◆ OBJECTIVE
Report how many lines below contain the word "status", and give only that number.
= = = = =
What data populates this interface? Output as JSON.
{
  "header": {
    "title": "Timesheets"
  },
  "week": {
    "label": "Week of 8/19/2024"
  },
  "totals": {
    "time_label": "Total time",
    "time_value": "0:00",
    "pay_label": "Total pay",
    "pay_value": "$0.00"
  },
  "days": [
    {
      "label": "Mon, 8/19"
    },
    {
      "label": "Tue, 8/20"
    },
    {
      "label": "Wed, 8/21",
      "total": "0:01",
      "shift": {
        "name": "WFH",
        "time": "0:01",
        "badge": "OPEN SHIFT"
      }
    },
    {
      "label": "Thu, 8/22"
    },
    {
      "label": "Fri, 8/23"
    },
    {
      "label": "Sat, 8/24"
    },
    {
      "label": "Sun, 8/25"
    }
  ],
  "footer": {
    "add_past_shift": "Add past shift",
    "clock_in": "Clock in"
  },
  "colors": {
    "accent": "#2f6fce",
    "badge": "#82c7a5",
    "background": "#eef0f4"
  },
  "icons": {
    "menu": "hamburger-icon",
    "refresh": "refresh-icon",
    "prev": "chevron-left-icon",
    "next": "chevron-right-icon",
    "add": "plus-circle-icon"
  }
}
= = = = =
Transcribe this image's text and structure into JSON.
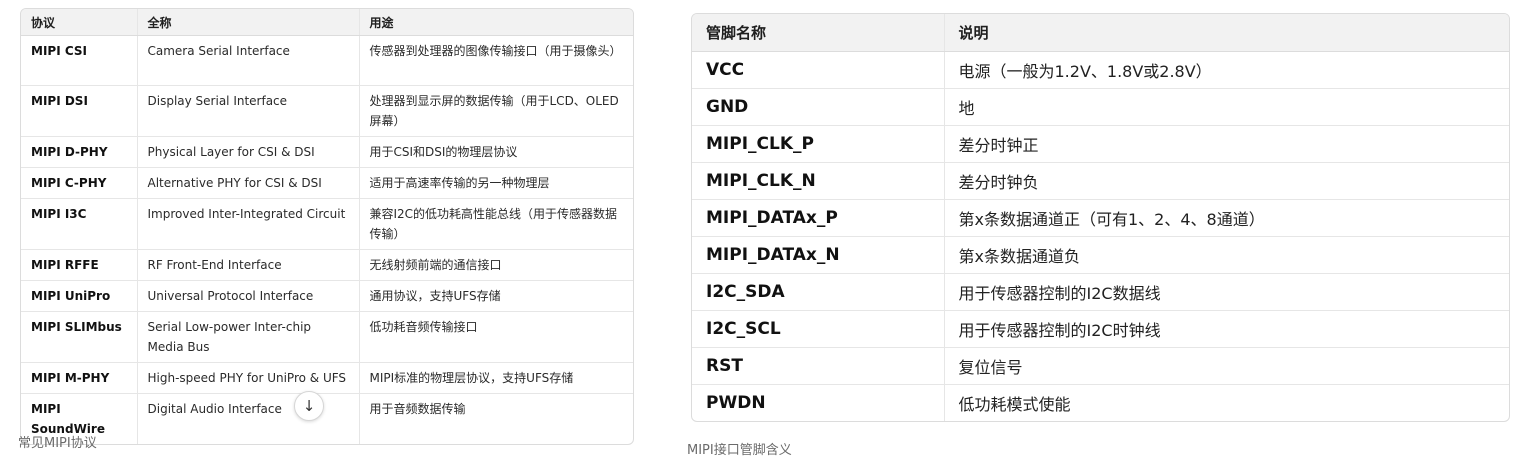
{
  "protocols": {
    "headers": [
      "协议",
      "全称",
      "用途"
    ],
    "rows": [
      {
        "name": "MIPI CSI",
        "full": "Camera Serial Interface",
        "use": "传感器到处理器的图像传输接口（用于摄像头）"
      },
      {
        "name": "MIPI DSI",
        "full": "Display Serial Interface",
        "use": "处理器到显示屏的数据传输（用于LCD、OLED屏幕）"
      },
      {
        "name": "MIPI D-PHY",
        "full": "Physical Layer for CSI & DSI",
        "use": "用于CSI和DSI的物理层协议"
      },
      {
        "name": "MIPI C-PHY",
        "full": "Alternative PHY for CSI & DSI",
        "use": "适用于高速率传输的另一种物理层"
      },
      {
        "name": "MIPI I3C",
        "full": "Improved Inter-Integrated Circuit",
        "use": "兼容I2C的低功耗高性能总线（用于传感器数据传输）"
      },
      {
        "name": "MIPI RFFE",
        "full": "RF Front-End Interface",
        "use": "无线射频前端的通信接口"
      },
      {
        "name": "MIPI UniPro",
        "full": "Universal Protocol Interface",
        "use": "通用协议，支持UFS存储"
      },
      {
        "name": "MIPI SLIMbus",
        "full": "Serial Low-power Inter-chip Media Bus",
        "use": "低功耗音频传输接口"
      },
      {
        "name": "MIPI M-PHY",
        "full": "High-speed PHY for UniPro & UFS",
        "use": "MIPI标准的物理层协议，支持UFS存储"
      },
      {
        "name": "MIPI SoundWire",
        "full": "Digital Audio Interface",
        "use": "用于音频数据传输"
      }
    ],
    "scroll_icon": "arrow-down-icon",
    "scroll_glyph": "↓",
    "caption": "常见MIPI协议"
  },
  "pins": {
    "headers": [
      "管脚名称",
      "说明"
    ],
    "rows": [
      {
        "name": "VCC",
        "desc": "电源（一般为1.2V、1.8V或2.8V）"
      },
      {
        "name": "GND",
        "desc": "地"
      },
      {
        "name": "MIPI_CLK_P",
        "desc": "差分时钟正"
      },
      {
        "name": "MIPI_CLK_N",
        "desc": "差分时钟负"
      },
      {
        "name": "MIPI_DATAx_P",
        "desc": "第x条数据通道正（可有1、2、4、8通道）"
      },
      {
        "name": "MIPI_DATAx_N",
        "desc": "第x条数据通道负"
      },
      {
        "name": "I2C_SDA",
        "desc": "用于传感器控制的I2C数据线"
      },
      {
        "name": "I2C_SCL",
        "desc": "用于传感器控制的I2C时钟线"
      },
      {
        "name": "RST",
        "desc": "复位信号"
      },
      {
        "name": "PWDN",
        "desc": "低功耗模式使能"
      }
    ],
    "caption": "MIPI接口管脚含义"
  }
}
= = = = =
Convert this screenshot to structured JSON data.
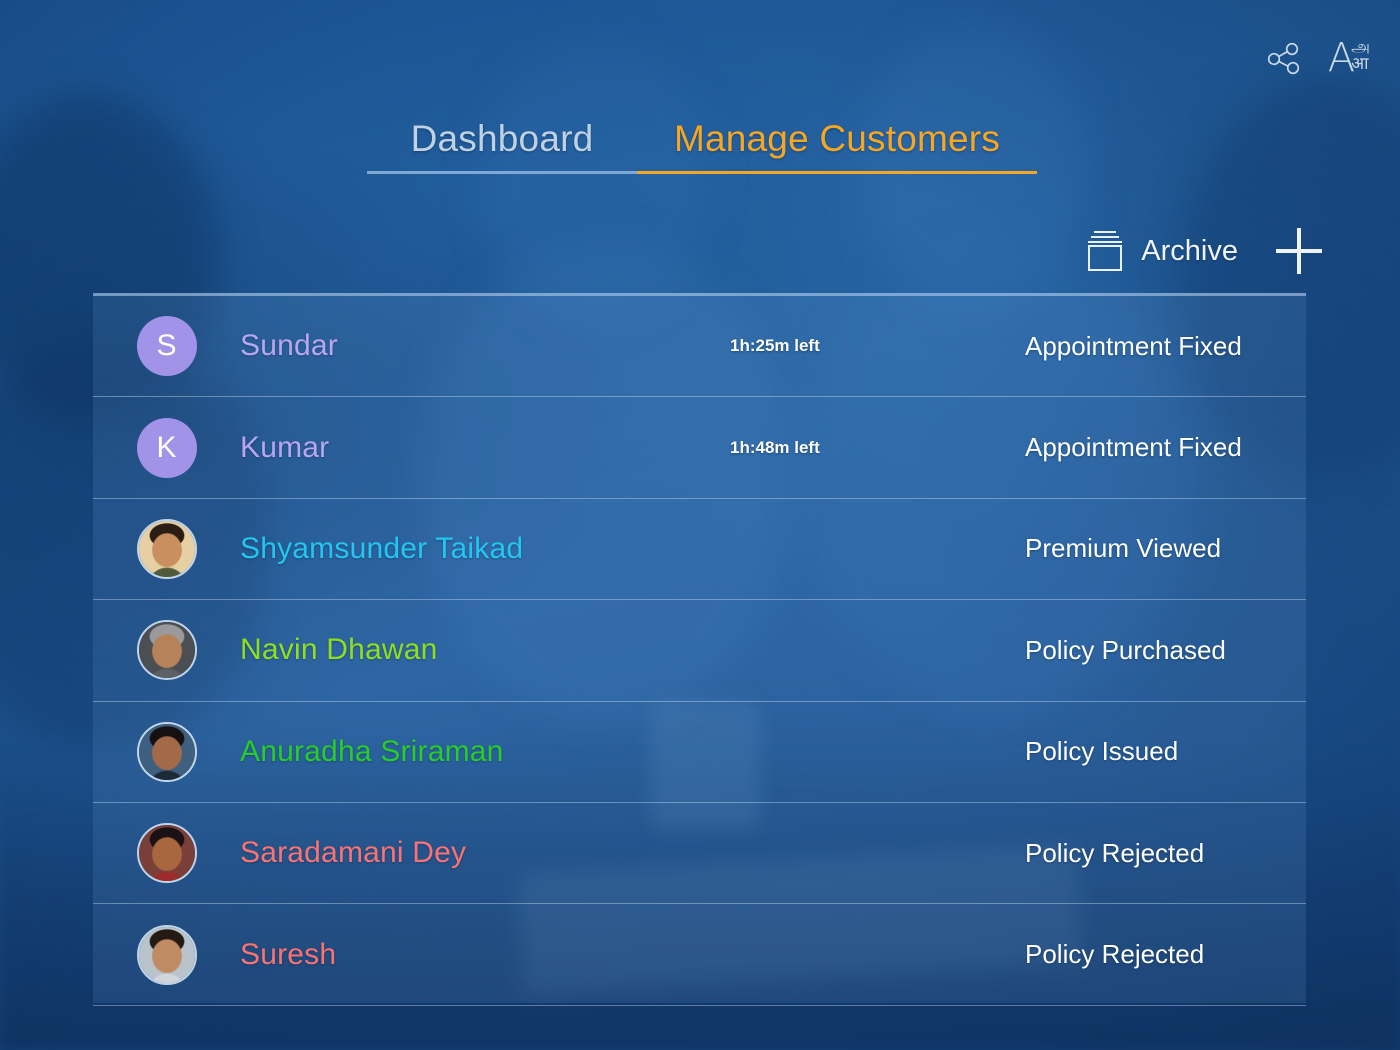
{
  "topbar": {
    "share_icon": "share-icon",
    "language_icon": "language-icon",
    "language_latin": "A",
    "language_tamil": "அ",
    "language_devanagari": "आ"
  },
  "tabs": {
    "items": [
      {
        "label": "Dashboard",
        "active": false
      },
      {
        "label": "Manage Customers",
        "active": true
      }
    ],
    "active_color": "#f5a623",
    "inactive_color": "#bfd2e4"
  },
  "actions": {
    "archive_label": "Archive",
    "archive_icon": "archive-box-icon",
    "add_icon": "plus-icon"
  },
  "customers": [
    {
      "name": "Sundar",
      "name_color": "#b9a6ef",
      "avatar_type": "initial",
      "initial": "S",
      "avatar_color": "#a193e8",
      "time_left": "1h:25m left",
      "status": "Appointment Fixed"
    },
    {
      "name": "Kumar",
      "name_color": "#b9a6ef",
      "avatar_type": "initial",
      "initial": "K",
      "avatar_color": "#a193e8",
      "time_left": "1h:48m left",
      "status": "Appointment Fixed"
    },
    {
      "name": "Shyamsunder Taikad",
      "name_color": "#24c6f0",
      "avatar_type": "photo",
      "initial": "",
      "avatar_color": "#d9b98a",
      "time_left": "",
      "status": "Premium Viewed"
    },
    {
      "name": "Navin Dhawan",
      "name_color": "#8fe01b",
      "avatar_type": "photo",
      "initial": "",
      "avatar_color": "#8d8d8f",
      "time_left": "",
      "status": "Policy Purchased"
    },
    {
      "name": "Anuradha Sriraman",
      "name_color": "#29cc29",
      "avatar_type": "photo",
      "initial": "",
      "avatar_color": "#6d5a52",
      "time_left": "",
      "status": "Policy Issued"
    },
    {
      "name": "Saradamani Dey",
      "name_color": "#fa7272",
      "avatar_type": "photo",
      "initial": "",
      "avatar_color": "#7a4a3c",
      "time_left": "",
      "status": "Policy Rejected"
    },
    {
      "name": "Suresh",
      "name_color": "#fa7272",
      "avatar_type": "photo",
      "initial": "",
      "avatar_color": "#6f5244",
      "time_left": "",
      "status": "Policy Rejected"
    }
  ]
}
= = = = =
◆ ANSWER TO THE PROBLEM
7